(Dataset items)
[Start]

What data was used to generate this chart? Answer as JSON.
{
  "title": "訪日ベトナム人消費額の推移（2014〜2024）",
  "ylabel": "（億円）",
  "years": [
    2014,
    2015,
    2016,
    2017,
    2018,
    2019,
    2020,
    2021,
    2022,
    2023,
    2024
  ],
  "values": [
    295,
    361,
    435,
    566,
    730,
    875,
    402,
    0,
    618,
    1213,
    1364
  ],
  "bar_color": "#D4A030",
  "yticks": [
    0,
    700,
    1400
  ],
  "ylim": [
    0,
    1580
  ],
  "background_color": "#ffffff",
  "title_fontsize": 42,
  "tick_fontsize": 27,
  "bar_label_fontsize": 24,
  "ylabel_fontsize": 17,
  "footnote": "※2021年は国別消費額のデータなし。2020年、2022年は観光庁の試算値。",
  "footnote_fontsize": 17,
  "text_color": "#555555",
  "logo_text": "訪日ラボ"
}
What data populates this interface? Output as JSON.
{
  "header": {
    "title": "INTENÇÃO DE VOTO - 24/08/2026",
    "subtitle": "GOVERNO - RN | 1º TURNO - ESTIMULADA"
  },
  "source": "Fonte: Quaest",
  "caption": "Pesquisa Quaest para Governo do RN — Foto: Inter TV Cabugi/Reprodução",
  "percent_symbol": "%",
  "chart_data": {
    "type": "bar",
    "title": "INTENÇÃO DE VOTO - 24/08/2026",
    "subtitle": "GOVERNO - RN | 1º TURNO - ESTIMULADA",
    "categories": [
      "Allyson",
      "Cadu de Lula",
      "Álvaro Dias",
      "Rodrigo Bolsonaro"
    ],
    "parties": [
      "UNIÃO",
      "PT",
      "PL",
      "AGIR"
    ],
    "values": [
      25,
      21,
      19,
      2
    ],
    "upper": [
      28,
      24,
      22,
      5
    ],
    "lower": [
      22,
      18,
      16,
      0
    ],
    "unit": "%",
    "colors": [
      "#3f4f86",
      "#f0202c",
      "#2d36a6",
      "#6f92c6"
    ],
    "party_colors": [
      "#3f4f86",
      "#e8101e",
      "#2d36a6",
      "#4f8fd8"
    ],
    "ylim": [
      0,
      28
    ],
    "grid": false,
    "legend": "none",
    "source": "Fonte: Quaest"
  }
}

[End]

- The exercise -
Only a number is expected here: the count of lines in the listing that hold the string "TURNO".

- Completed task -
2